## [Recorded data]

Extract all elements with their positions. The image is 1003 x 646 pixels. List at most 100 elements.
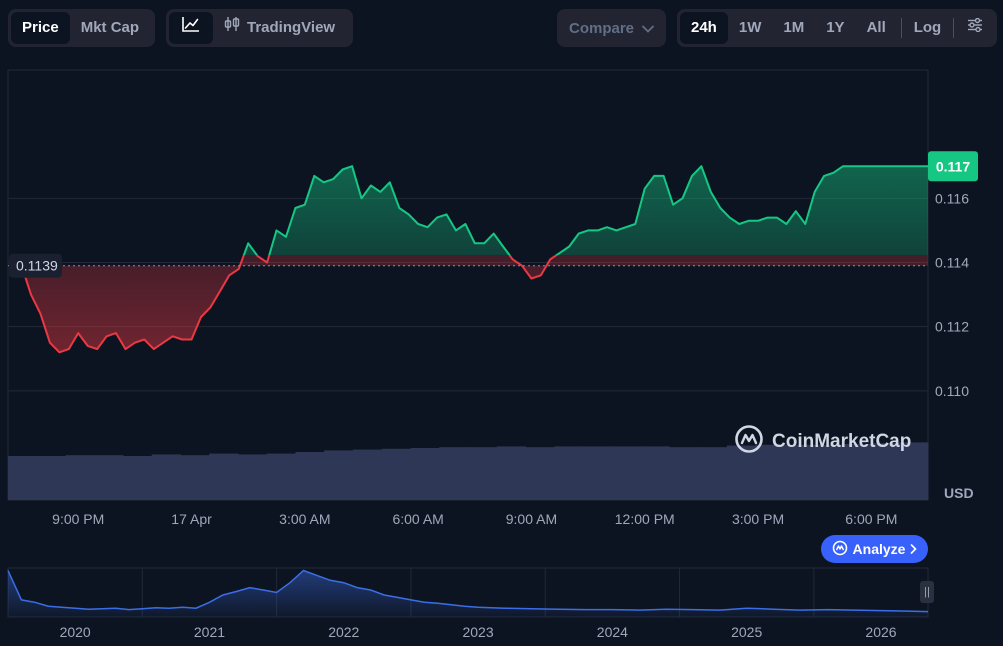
price-line-down bbox=[20, 255, 559, 354]
volume-bar bbox=[324, 450, 354, 500]
analyze-label: Analyze bbox=[852, 541, 906, 557]
volume-bar bbox=[841, 444, 871, 500]
price-area bbox=[21, 166, 928, 353]
range-tabs: 24h 1W 1M 1Y All Log bbox=[677, 9, 997, 47]
range-all[interactable]: All bbox=[866, 19, 886, 36]
compare-label: Compare bbox=[568, 19, 635, 37]
x-tick-label: 9:00 AM bbox=[506, 511, 557, 527]
volume-bar bbox=[65, 455, 95, 500]
current-price-label: 0.117 bbox=[936, 158, 970, 174]
divider bbox=[900, 18, 902, 38]
volume-bar bbox=[611, 446, 641, 500]
y-tick-label: 0.114 bbox=[935, 255, 969, 271]
x-tick-label: 12:00 PM bbox=[615, 511, 675, 527]
x-tick-label: 17 Apr bbox=[171, 511, 212, 527]
volume-bar bbox=[784, 444, 814, 500]
price-line-up bbox=[242, 165, 928, 255]
x-tick-label: 6:00 PM bbox=[845, 511, 897, 527]
settings-button[interactable] bbox=[958, 12, 992, 44]
sliders-icon bbox=[967, 12, 983, 44]
navigator-x-label: 2025 bbox=[731, 624, 762, 640]
volume-bar bbox=[813, 444, 843, 500]
range-24h[interactable]: 24h bbox=[680, 12, 728, 44]
chart-type-tabs: TradingView bbox=[166, 9, 353, 47]
tradingview-button[interactable]: TradingView bbox=[213, 12, 346, 44]
open-price-label: 0.1139 bbox=[16, 258, 58, 274]
volume-bar bbox=[123, 456, 153, 500]
volume-bar bbox=[94, 455, 124, 500]
candlestick-icon bbox=[224, 12, 240, 44]
brand-name: CoinMarketCap bbox=[772, 431, 912, 452]
volume-bar bbox=[8, 456, 38, 500]
volume-bar bbox=[640, 446, 670, 500]
open-price-baseline: 0.1139 0.117 bbox=[8, 151, 978, 278]
volume-bar bbox=[496, 446, 526, 500]
currency-label: USD bbox=[944, 485, 974, 501]
coinmarketcap-watermark: CoinMarketCap bbox=[734, 424, 911, 460]
volume-bar bbox=[266, 453, 296, 500]
analyze-icon bbox=[832, 540, 848, 559]
y-axis-labels: 0.110 0.112 0.114 0.116 bbox=[935, 190, 969, 399]
navigator-x-label: 2026 bbox=[865, 624, 896, 640]
coinmarketcap-logo-icon bbox=[734, 424, 764, 460]
price-area-up bbox=[243, 166, 928, 255]
volume-bar bbox=[525, 447, 555, 500]
volume-bar bbox=[554, 446, 584, 500]
tab-price[interactable]: Price bbox=[11, 12, 70, 44]
volume-bar bbox=[180, 455, 210, 500]
x-tick-label: 3:00 PM bbox=[732, 511, 784, 527]
navigator-x-label: 2021 bbox=[194, 624, 225, 640]
volume-bar bbox=[209, 453, 239, 500]
navigator-x-label: 2020 bbox=[60, 624, 91, 640]
line-chart-button[interactable] bbox=[169, 12, 213, 44]
navigator[interactable]: 2020 2021 2022 2023 2024 2025 2026 bbox=[7, 567, 929, 640]
price-area-down bbox=[21, 255, 928, 353]
tradingview-label: TradingView bbox=[247, 19, 336, 36]
tab-mkt-cap[interactable]: Mkt Cap bbox=[80, 19, 140, 36]
navigator-x-label: 2024 bbox=[597, 624, 628, 640]
range-1y[interactable]: 1Y bbox=[826, 19, 845, 36]
price-line bbox=[20, 165, 928, 354]
navigator-handle[interactable]: || bbox=[920, 581, 934, 603]
y-tick-label: 0.116 bbox=[935, 190, 969, 206]
volume-bar bbox=[726, 445, 756, 500]
volume-bar bbox=[468, 447, 498, 500]
chevron-right-icon bbox=[910, 541, 918, 557]
volume-bar bbox=[410, 448, 440, 500]
y-tick-label: 0.110 bbox=[935, 383, 969, 399]
volume-bar bbox=[295, 452, 325, 500]
navigator-area bbox=[8, 570, 928, 617]
volume-bar bbox=[583, 446, 613, 500]
log-toggle[interactable]: Log bbox=[913, 19, 942, 36]
view-tabs: Price Mkt Cap bbox=[8, 9, 155, 47]
volume-bar bbox=[439, 447, 469, 500]
range-1w[interactable]: 1W bbox=[738, 19, 762, 36]
open-price-badge bbox=[9, 253, 62, 278]
volume-bar bbox=[381, 448, 411, 500]
volume-bars bbox=[8, 442, 929, 500]
volume-bar bbox=[698, 447, 728, 500]
x-tick-label: 6:00 AM bbox=[392, 511, 443, 527]
volume-bar bbox=[899, 442, 929, 500]
volume-bar bbox=[238, 454, 268, 500]
volume-bar bbox=[36, 456, 66, 500]
compare-dropdown[interactable]: Compare bbox=[557, 9, 666, 47]
line-chart-icon bbox=[182, 12, 200, 44]
volume-bar bbox=[870, 443, 900, 500]
divider bbox=[953, 18, 955, 38]
volume-bar bbox=[669, 447, 699, 500]
current-price-badge bbox=[928, 151, 978, 182]
x-tick-label: 9:00 PM bbox=[52, 511, 104, 527]
navigator-x-label: 2022 bbox=[328, 624, 359, 640]
navigator-x-label: 2023 bbox=[462, 624, 493, 640]
navigator-line bbox=[7, 569, 929, 613]
analyze-button[interactable]: Analyze bbox=[821, 535, 928, 563]
range-1m[interactable]: 1M bbox=[783, 19, 805, 36]
volume-bar bbox=[755, 444, 785, 500]
y-tick-label: 0.112 bbox=[935, 319, 969, 335]
x-axis-labels: 9:00 PM 17 Apr 3:00 AM 6:00 AM 9:00 AM 12:00 … bbox=[52, 511, 897, 527]
volume-bar bbox=[151, 454, 181, 500]
chevron-down-icon bbox=[642, 20, 654, 37]
x-tick-label: 3:00 AM bbox=[279, 511, 330, 527]
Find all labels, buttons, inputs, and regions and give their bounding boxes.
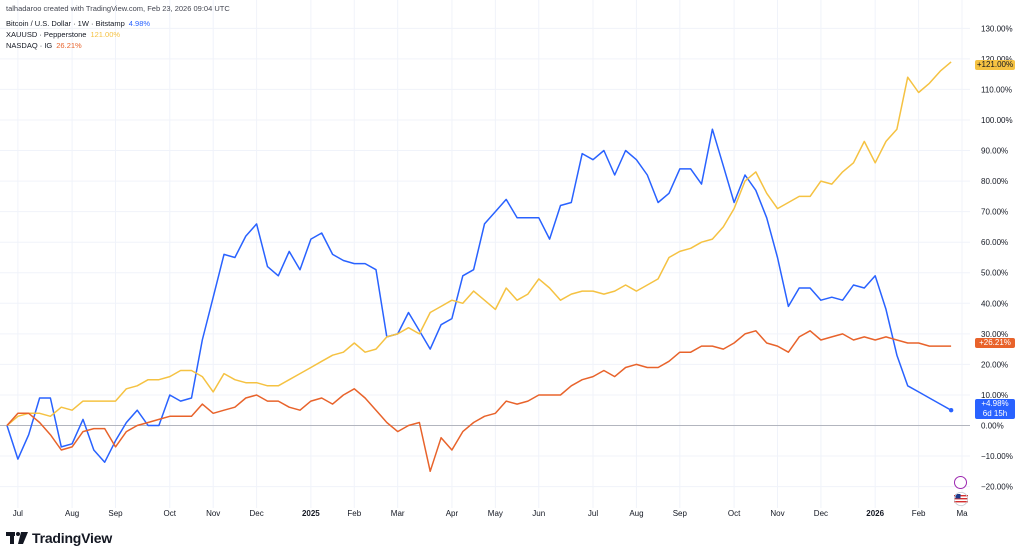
series-last-point (948, 408, 954, 413)
x-tick-label: Sep (108, 509, 123, 518)
legend-nasdaq-label: NASDAQ · IG (6, 41, 53, 50)
y-tick-label: 70.00% (981, 208, 1008, 217)
x-tick-label: Aug (65, 509, 79, 518)
x-tick-label: Jun (532, 509, 545, 518)
legend-nasdaq[interactable]: NASDAQ · IG 26.21% (6, 41, 82, 50)
y-tick-label: 110.00% (981, 85, 1012, 94)
series-line-xauusd[interactable] (6, 61, 952, 427)
brand-name: TradingView (32, 530, 113, 546)
legend-bitcoin-label: Bitcoin / U.S. Dollar · 1W · Bitstamp (6, 19, 125, 28)
y-tick-label: 10.00% (981, 391, 1008, 400)
y-tick-label: −10.00% (981, 452, 1013, 461)
legend-xauusd-label: XAUUSD · Pepperstone (6, 30, 87, 39)
x-tick-label: Feb (347, 509, 361, 518)
legend-bitcoin[interactable]: Bitcoin / U.S. Dollar · 1W · Bitstamp 4.9… (6, 19, 150, 28)
x-axis: Jul Aug Sep Oct Nov Dec 2025 Feb Mar Apr May Jun Jul… (13, 509, 968, 518)
y-tick-label: −20.00% (981, 483, 1013, 492)
us-flag-icon[interactable] (954, 492, 968, 506)
y-axis: −20.00% −10.00% 0.00% 10.00% 20.00% 30.00% 40.… (981, 24, 1013, 491)
y-tick-label: 130.00% (981, 24, 1013, 33)
y-tick-label: 80.00% (981, 177, 1008, 186)
y-tick-label: 120.00% (981, 55, 1013, 64)
legend-bitcoin-value: 4.98% (128, 19, 151, 28)
x-tick-label: Nov (206, 509, 220, 518)
x-tick-label: Dec (814, 509, 828, 518)
y-tick-label: 20.00% (981, 360, 1008, 369)
y-tick-label: 0.00% (981, 422, 1004, 431)
x-tick-label: Aug (629, 509, 643, 518)
indicator-icon[interactable] (954, 476, 967, 489)
y-tick-label: 30.00% (981, 330, 1008, 339)
x-tick-label: Dec (249, 509, 263, 518)
x-tick-label: Sep (673, 509, 688, 518)
y-tick-label: 50.00% (981, 269, 1008, 278)
x-tick-label: 2026 (866, 509, 884, 518)
bitcoin-last-value-badge: +4.98% 6d 15h (975, 399, 1015, 419)
y-tick-label: 90.00% (981, 147, 1008, 156)
x-tick-label: Oct (728, 509, 741, 518)
legend-nasdaq-value: 26.21% (56, 41, 82, 50)
us-flag-graphic (954, 492, 968, 506)
x-tick-label: Ma (956, 509, 968, 518)
x-tick-label: Jul (13, 509, 23, 518)
x-tick-label: Apr (446, 509, 459, 518)
grid (0, 0, 970, 508)
y-tick-label: 100.00% (981, 116, 1013, 125)
bar-countdown: 6d 15h (982, 409, 1008, 418)
xauusd-last-value-badge: +121.00% (975, 60, 1015, 70)
x-tick-label: Mar (391, 509, 405, 518)
x-tick-label: Jul (588, 509, 598, 518)
chart-byline: talhadaroo created with TradingView.com,… (6, 4, 230, 13)
x-tick-label: May (488, 509, 503, 518)
legend-xauusd[interactable]: XAUUSD · Pepperstone 121.00% (6, 30, 120, 39)
series-line-bitcoin[interactable] (6, 128, 952, 463)
series-line-nasdaq[interactable] (6, 330, 952, 473)
legend-xauusd-value: 121.00% (90, 30, 121, 39)
series-lines (6, 61, 954, 473)
y-tick-label: 60.00% (981, 238, 1008, 247)
tradingview-logo-icon (6, 532, 28, 544)
brand[interactable]: TradingView (6, 530, 112, 546)
x-tick-label: 2025 (302, 509, 320, 518)
x-tick-label: Oct (164, 509, 177, 518)
y-tick-label: 40.00% (981, 299, 1008, 308)
nasdaq-last-value-badge: +26.21% (975, 338, 1015, 348)
x-tick-label: Feb (912, 509, 926, 518)
x-tick-label: Nov (770, 509, 784, 518)
bitcoin-last-value: +4.98% (981, 399, 1009, 408)
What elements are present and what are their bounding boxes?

## [Set exercise]
Render the records from the line containing "price-line-down bbox=[20, 255, 559, 354]" through the line containing "range-tabs: 24h 1W" as a numbered list, omitting blank lines.

## [Written response]
1. price-line-down bbox=[20, 255, 559, 354]
2. volume-bar bbox=[324, 450, 354, 500]
3. analyze-label: Analyze bbox=[852, 541, 906, 557]
4. volume-bar bbox=[841, 444, 871, 500]
5. price-area bbox=[21, 166, 928, 353]
6. range-tabs: 24h 1W 1M 1Y All Log bbox=[677, 9, 997, 47]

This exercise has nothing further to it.